- Instructions for the task
Repeat the entries below exactly. Drop the pictures.

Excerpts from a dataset
- Opening Delimiter -
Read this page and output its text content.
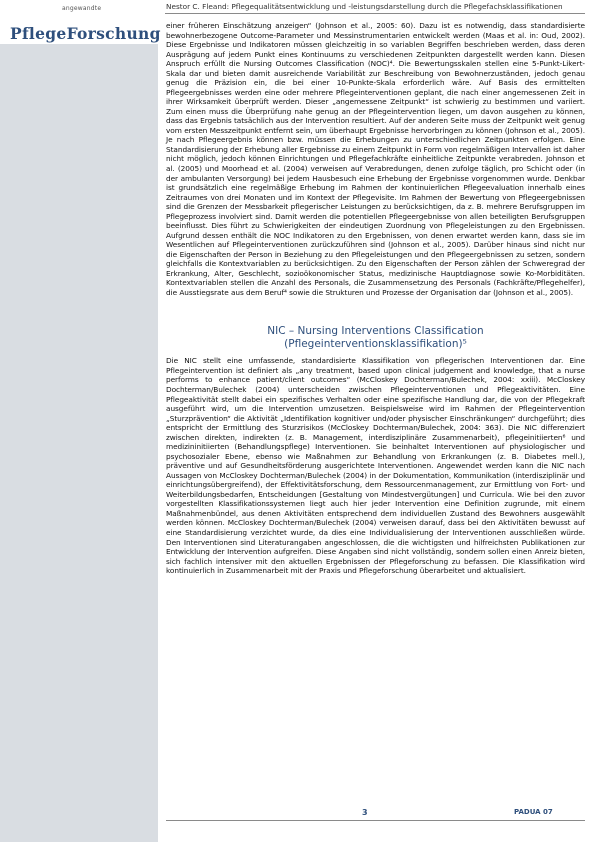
angewandte
PflegeForschung
Nestor C. Fleand: Pflegequalitätsentwicklung und -leistungsdarstellung durch die Pflegefachsklassifikationen

einer früheren Einschätzung anzeigen“ (Johnson et al., 2005: 60). Dazu ist es notwendig, dass standardisierte bewohnerbezogene Outcome-Parameter und Messinstrumentarien entwickelt werden (Maas et al. in: Oud, 2002). Diese Ergebnisse und Indikatoren müssen gleichzeitig in so variablen Begriffen beschrieben werden, dass deren Ausprägung auf jedem Punkt eines Kontinuums zu verschiedenen Zeitpunkten dargestellt werden kann. Diesen Anspruch erfüllt die Nursing Outcomes Classification (NOC)⁴. Die Bewertungsskalen stellen eine 5-Punkt-Likert-Skala dar und bieten damit ausreichende Variabilität zur Beschreibung von Bewohnerzuständen, jedoch genau genug die Präzision ein, die bei einer 10-Punkte-Skala erforderlich wäre. Auf Basis des ermittelten Pflegeergebnisses werden eine oder mehrere Pflegeinterventionen geplant, die nach einer angemessenen Zeit in ihrer Wirksamkeit überprüft werden. Dieser „angemessene Zeitpunkt“ ist schwierig zu bestimmen und variiert. Zum einen muss die Überprüfung nahe genug an der Pflegeintervention liegen, um davon ausgehen zu können, dass das Ergebnis tatsächlich aus der Intervention resultiert. Auf der anderen Seite muss der Zeitpunkt weit genug vom ersten Messzeitpunkt entfernt sein, um überhaupt Ergebnisse hervorbringen zu können (Johnson et al., 2005). Je nach Pflegeergebnis können bzw. müssen die Erhebungen zu unterschiedlichen Zeitpunkten erfolgen. Eine Standardisierung der Erhebung aller Ergebnisse zu einem Zeitpunkt in Form von regelmäßigen Intervallen ist daher nicht möglich, jedoch können Einrichtungen und Pflegefachkräfte einheitliche Zeitpunkte verabreden. Johnson et al. (2005) und Moorhead et al. (2004) verweisen auf Verabredungen, denen zufolge täglich, pro Schicht oder (in der ambulanten Versorgung) bei jedem Hausbesuch eine Erhebung der Ergebnisse vorgenommen wurde. Denkbar ist grundsätzlich eine regelmäßige Erhebung im Rahmen der kontinuierlichen Pflegeevaluation innerhalb eines Zeitraumes von drei Monaten und im Kontext der Pflegevisite. Im Rahmen der Bewertung von Pflegeergebnissen sind die Grenzen der Messbarkeit pflegerischer Leistungen zu berücksichtigen, da z. B. mehrere Berufsgruppen im Pflegeprozess involviert sind. Damit werden die potentiellen Pflegeergebnisse von allen beteiligten Berufsgruppen beeinflusst. Dies führt zu Schwierigkeiten der eindeutigen Zuordnung von Pflegeleistungen zu den Ergebnissen. Aufgrund dessen enthält die NOC Indikatoren zu den Ergebnissen, von denen erwartet werden kann, dass sie im Wesentlichen auf Pflegeinterventionen zurückzuführen sind (Johnson et al., 2005). Darüber hinaus sind nicht nur die Eigenschaften der Person in Beziehung zu den Pflegeleistungen und den Pflegeergebnissen zu setzen, sondern gleichfalls die Kontextvariablen zu berücksichtigen. Zu den Eigenschaften der Person zählen der Schweregrad der Erkrankung, Alter, Geschlecht, sozioökonomischer Status, medizinische Hauptdiagnose sowie Ko-Morbiditäten. Kontextvariablen stellen die Anzahl des Personals, die Zusammensetzung des Personals (Fachkräfte/Pflegehelfer), die Ausstiegsrate aus dem Beruf⁴ sowie die Strukturen und Prozesse der Organisation dar (Johnson et al., 2005).

NIC – Nursing Interventions Classification
(Pflegeinterventionsklassifikation)⁵

Die NIC stellt eine umfassende, standardisierte Klassifikation von pflegerischen Interventionen dar. Eine Pflegeintervention ist definiert als „any treatment, based upon clinical judgement and knowledge, that a nurse performs to enhance patient/client outcomes“ (McCloskey Dochterman/Bulechek, 2004: xxiii). McCloskey Dochterman/Bulechek (2004) unterscheiden zwischen Pflegeinterventionen und Pflegeaktivitäten. Eine Pflegeaktivität stellt dabei ein spezifisches Verhalten oder eine spezifische Handlung dar, die von der Pflegekraft ausgeführt wird, um die Intervention umzusetzen. Beispielsweise wird im Rahmen der Pflegeintervention „Sturzprävention“ die Aktivität „Identifikation kognitiver und/oder physischer Einschränkungen“ durchgeführt; dies entspricht der Ermittlung des Sturzrisikos (McCloskey Dochterman/Bulechek, 2004: 363). Die NIC differenziert zwischen direkten, indirekten (z. B. Management, interdisziplinäre Zusammenarbeit), pflegeinitiierten⁶ und medizininitiierten (Behandlungspflege) Interventionen. Sie beinhaltet Interventionen auf physiologischer und psychosozialer Ebene, ebenso wie Maßnahmen zur Behandlung von Erkrankungen (z. B. Diabetes mell.), präventive und auf Gesundheitsförderung ausgerichtete Interventionen. Angewendet werden kann die NIC nach Aussagen von McCloskey Dochterman/Bulechek (2004) in der Dokumentation, Kommunikation (interdisziplinär und einrichtungsübergreifend), der Effektivitätsforschung, dem Ressourcenmanagement, zur Ermittlung von Fort- und Weiterbildungsbedarfen, Entscheidungen [Gestaltung von Mindestvergütungen] und Curricula. Wie bei den zuvor vorgestellten Klassifikationssystemen liegt auch hier jeder Intervention eine Definition zugrunde, mit einem Maßnahmenbündel, aus denen Aktivitäten entsprechend dem individuellen Zustand des Bewohners ausgewählt werden können. McCloskey Dochterman/Bulechek (2004) verweisen darauf, dass bei den Aktivitäten bewusst auf eine Standardisierung verzichtet wurde, da dies eine Individualisierung der Interventionen ausschließen würde. Den Interventionen sind Literaturangaben angeschlossen, die die wichtigsten und hilfreichsten Publikationen zur Entwicklung der Intervention aufgreifen. Diese Angaben sind nicht vollständig, sondern sollen einen Anreiz bieten, sich fachlich intensiver mit den aktuellen Ergebnissen der Pflegeforschung zu befassen. Die Klassifikation wird kontinuierlich in Zusammenarbeit mit der Praxis und Pflegeforschung überarbeitet und aktualisiert.

3	PADUA 07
- Closing Delimiter -
- Exercise output
Read this page and output its text content.
angewandte
PflegeForschung
Nestor C. Fleand: Pflegequalitätsentwicklung und -leistungsdarstellung durch die Pflegefachsklassifikationen

einer früheren Einschätzung anzeigen“ (Johnson et al., 2005: 60). Dazu ist es notwendig, dass standardisierte bewohnerbezogene Outcome-Parameter und Messinstrumentarien entwickelt werden (Maas et al. in: Oud, 2002). Diese Ergebnisse und Indikatoren müssen gleichzeitig in so variablen Begriffen beschrieben werden, dass deren Ausprägung auf jedem Punkt eines Kontinuums zu verschiedenen Zeitpunkten dargestellt werden kann. Diesen Anspruch erfüllt die Nursing Outcomes Classification (NOC)⁴. Die Bewertungsskalen stellen eine 5-Punkt-Likert-Skala dar und bieten damit ausreichende Variabilität zur Beschreibung von Bewohnerzuständen, jedoch genau genug die Präzision ein, die bei einer 10-Punkte-Skala erforderlich wäre. Auf Basis des ermittelten Pflegeergebnisses werden eine oder mehrere Pflegeinterventionen geplant, die nach einer angemessenen Zeit in ihrer Wirksamkeit überprüft werden. Dieser „angemessene Zeitpunkt“ ist schwierig zu bestimmen und variiert. Zum einen muss die Überprüfung nahe genug an der Pflegeintervention liegen, um davon ausgehen zu können, dass das Ergebnis tatsächlich aus der Intervention resultiert. Auf der anderen Seite muss der Zeitpunkt weit genug vom ersten Messzeitpunkt entfernt sein, um überhaupt Ergebnisse hervorbringen zu können (Johnson et al., 2005). Je nach Pflegeergebnis können bzw. müssen die Erhebungen zu unterschiedlichen Zeitpunkten erfolgen. Eine Standardisierung der Erhebung aller Ergebnisse zu einem Zeitpunkt in Form von regelmäßigen Intervallen ist daher nicht möglich, jedoch können Einrichtungen und Pflegefachkräfte einheitliche Zeitpunkte verabreden. Johnson et al. (2005) und Moorhead et al. (2004) verweisen auf Verabredungen, denen zufolge täglich, pro Schicht oder (in der ambulanten Versorgung) bei jedem Hausbesuch eine Erhebung der Ergebnisse vorgenommen wurde. Denkbar ist grundsätzlich eine regelmäßige Erhebung im Rahmen der kontinuierlichen Pflegeevaluation innerhalb eines Zeitraumes von drei Monaten und im Kontext der Pflegevisite. Im Rahmen der Bewertung von Pflegeergebnissen sind die Grenzen der Messbarkeit pflegerischer Leistungen zu berücksichtigen, da z. B. mehrere Berufsgruppen im Pflegeprozess involviert sind. Damit werden die potentiellen Pflegeergebnisse von allen beteiligten Berufsgruppen beeinflusst. Dies führt zu Schwierigkeiten der eindeutigen Zuordnung von Pflegeleistungen zu den Ergebnissen. Aufgrund dessen enthält die NOC Indikatoren zu den Ergebnissen, von denen erwartet werden kann, dass sie im Wesentlichen auf Pflegeinterventionen zurückzuführen sind (Johnson et al., 2005). Darüber hinaus sind nicht nur die Eigenschaften der Person in Beziehung zu den Pflegeleistungen und den Pflegeergebnissen zu setzen, sondern gleichfalls die Kontextvariablen zu berücksichtigen. Zu den Eigenschaften der Person zählen der Schweregrad der Erkrankung, Alter, Geschlecht, sozioökonomischer Status, medizinische Hauptdiagnose sowie Ko-Morbiditäten. Kontextvariablen stellen die Anzahl des Personals, die Zusammensetzung des Personals (Fachkräfte/Pflegehelfer), die Ausstiegsrate aus dem Beruf⁴ sowie die Strukturen und Prozesse der Organisation dar (Johnson et al., 2005).

NIC – Nursing Interventions Classification
(Pflegeinterventionsklassifikation)⁵

Die NIC stellt eine umfassende, standardisierte Klassifikation von pflegerischen Interventionen dar. Eine Pflegeintervention ist definiert als „any treatment, based upon clinical judgement and knowledge, that a nurse performs to enhance patient/client outcomes“ (McCloskey Dochterman/Bulechek, 2004: xxiii). McCloskey Dochterman/Bulechek (2004) unterscheiden zwischen Pflegeinterventionen und Pflegeaktivitäten. Eine Pflegeaktivität stellt dabei ein spezifisches Verhalten oder eine spezifische Handlung dar, die von der Pflegekraft ausgeführt wird, um die Intervention umzusetzen. Beispielsweise wird im Rahmen der Pflegeintervention „Sturzprävention“ die Aktivität „Identifikation kognitiver und/oder physischer Einschränkungen“ durchgeführt; dies entspricht der Ermittlung des Sturzrisikos (McCloskey Dochterman/Bulechek, 2004: 363). Die NIC differenziert zwischen direkten, indirekten (z. B. Management, interdisziplinäre Zusammenarbeit), pflegeinitiierten⁶ und medizininitiierten (Behandlungspflege) Interventionen. Sie beinhaltet Interventionen auf physiologischer und psychosozialer Ebene, ebenso wie Maßnahmen zur Behandlung von Erkrankungen (z. B. Diabetes mell.), präventive und auf Gesundheitsförderung ausgerichtete Interventionen. Angewendet werden kann die NIC nach Aussagen von McCloskey Dochterman/Bulechek (2004) in der Dokumentation, Kommunikation (interdisziplinär und einrichtungsübergreifend), der Effektivitätsforschung, dem Ressourcenmanagement, zur Ermittlung von Fort- und Weiterbildungsbedarfen, Entscheidungen [Gestaltung von Mindestvergütungen] und Curricula. Wie bei den zuvor vorgestellten Klassifikationssystemen liegt auch hier jeder Intervention eine Definition zugrunde, mit einem Maßnahmenbündel, aus denen Aktivitäten entsprechend dem individuellen Zustand des Bewohners ausgewählt werden können. McCloskey Dochterman/Bulechek (2004) verweisen darauf, dass bei den Aktivitäten bewusst auf eine Standardisierung verzichtet wurde, da dies eine Individualisierung der Interventionen ausschließen würde. Den Interventionen sind Literaturangaben angeschlossen, die die wichtigsten und hilfreichsten Publikationen zur Entwicklung der Intervention aufgreifen. Diese Angaben sind nicht vollständig, sondern sollen einen Anreiz bieten, sich fachlich intensiver mit den aktuellen Ergebnissen der Pflegeforschung zu befassen. Die Klassifikation wird kontinuierlich in Zusammenarbeit mit der Praxis und Pflegeforschung überarbeitet und aktualisiert.

3	PADUA 07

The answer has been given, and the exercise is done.